──────── Data shown ────────

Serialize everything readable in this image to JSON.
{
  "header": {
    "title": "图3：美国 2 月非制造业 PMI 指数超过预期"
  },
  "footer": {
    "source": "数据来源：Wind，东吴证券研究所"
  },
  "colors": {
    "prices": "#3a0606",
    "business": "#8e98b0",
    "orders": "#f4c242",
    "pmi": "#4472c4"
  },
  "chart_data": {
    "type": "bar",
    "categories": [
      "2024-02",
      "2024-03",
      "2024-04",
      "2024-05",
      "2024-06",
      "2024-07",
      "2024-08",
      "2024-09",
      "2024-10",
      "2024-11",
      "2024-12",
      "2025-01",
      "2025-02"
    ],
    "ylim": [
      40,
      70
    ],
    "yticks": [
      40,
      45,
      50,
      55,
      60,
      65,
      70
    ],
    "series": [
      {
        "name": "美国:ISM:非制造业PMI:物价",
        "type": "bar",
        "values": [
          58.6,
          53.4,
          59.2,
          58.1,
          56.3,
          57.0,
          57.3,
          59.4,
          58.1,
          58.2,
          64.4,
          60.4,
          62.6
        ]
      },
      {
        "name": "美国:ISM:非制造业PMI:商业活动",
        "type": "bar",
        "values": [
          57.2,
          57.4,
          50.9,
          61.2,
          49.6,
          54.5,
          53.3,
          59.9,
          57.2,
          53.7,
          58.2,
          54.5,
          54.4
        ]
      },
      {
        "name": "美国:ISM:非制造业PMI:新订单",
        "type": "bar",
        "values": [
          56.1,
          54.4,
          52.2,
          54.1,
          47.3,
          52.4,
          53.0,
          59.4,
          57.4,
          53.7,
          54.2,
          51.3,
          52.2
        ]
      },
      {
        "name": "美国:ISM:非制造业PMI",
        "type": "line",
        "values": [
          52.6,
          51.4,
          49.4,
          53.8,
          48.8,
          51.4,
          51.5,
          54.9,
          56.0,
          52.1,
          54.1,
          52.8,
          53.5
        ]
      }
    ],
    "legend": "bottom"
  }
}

────────
──────── Data shown ────────

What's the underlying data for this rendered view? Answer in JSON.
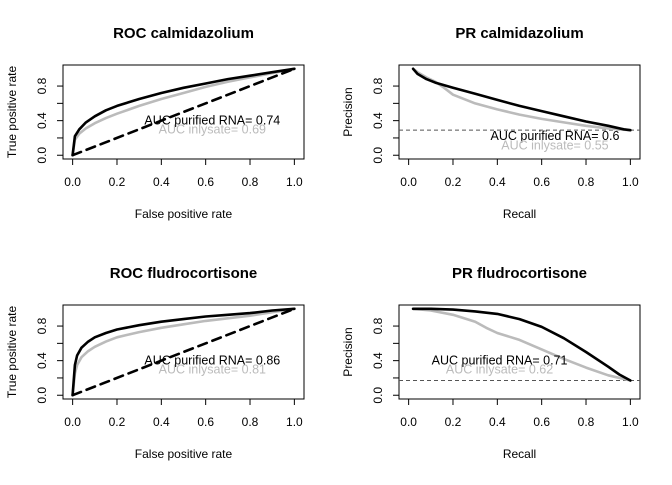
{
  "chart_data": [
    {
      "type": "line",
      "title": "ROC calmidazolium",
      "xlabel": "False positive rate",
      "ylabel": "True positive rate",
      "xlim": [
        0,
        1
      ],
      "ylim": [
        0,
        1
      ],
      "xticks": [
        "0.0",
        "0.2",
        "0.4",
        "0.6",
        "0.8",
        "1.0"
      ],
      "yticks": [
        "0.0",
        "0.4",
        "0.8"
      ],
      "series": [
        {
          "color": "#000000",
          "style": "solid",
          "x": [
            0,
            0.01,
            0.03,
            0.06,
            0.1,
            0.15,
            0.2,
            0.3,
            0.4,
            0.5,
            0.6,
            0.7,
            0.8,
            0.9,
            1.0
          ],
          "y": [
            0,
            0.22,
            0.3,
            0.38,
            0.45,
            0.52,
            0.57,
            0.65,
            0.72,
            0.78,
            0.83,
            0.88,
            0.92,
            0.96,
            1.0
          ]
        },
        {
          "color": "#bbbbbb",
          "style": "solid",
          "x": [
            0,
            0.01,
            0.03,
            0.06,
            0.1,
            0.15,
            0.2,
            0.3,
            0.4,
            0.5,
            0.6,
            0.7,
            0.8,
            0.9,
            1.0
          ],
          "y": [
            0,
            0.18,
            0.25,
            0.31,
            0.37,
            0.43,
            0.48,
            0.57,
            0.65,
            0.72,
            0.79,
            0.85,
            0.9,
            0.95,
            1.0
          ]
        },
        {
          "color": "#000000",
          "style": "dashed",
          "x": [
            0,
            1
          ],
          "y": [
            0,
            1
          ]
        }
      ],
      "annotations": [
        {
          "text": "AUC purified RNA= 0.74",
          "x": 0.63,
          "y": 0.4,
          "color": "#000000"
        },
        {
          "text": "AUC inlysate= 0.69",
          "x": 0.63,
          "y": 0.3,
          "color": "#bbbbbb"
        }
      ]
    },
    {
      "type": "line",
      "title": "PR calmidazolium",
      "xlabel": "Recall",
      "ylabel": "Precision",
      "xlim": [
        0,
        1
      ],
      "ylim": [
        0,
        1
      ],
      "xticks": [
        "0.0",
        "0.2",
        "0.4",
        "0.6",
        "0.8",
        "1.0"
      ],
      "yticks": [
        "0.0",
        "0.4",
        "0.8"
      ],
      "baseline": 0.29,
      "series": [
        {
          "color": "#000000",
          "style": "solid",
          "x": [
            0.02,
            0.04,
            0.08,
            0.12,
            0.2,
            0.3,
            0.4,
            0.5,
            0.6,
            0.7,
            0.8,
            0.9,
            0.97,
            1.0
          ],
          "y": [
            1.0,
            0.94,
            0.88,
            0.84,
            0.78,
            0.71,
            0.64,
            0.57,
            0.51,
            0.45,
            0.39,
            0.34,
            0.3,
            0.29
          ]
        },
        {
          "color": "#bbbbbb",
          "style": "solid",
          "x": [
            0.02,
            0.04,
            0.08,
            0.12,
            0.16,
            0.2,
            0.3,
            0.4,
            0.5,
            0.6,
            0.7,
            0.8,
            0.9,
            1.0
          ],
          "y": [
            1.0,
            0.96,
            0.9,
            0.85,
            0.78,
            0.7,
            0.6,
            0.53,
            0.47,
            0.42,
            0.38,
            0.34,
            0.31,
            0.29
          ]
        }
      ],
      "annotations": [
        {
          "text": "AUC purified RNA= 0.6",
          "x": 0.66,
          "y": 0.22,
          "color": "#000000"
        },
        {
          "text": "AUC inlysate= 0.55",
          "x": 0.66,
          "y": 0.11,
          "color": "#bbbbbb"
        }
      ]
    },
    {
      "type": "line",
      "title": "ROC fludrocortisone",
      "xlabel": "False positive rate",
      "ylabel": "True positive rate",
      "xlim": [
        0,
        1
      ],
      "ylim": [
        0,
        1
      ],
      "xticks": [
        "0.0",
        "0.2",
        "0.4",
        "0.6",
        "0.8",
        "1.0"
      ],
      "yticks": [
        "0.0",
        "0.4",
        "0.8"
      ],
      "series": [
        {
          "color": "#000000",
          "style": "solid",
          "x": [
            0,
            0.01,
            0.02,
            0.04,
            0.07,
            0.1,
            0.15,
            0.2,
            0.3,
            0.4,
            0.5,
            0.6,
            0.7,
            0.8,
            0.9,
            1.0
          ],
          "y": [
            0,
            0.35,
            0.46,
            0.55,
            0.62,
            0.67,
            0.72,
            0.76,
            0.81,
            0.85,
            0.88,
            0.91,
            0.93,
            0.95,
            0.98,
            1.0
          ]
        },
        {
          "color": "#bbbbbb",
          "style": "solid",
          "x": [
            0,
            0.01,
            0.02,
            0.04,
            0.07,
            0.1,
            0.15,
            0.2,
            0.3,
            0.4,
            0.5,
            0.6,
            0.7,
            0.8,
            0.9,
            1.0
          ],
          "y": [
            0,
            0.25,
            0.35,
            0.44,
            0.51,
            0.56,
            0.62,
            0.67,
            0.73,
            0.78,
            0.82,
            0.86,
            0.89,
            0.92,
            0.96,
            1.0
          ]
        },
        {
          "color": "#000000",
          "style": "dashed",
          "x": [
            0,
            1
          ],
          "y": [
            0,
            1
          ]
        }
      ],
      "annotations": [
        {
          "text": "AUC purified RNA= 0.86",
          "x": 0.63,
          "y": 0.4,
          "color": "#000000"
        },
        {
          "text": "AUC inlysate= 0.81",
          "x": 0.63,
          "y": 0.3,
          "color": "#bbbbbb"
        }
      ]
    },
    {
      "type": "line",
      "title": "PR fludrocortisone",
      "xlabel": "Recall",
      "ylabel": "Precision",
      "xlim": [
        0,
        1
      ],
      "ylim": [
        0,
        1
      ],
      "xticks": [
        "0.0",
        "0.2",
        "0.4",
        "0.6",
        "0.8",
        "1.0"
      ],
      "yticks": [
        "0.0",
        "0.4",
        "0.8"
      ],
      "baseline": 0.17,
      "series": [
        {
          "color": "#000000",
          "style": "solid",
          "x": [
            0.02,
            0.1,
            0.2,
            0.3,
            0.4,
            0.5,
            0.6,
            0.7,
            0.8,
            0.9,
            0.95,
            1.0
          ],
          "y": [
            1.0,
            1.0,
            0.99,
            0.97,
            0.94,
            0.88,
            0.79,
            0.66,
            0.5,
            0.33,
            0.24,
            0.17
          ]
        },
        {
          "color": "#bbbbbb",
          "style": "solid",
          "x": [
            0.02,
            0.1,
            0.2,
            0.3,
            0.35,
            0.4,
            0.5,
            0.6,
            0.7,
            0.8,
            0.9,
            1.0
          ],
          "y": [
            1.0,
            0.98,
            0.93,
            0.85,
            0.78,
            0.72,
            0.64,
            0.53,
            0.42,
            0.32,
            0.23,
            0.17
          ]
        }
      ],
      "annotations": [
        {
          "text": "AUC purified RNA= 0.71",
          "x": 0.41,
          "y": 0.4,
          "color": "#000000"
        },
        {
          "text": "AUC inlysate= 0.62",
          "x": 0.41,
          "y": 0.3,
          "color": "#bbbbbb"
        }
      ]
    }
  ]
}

────────

- **Written request**
Give nothing but the count of lines in the listing above that hold the string "calmidazolium".

- **Solution for this exercise**
2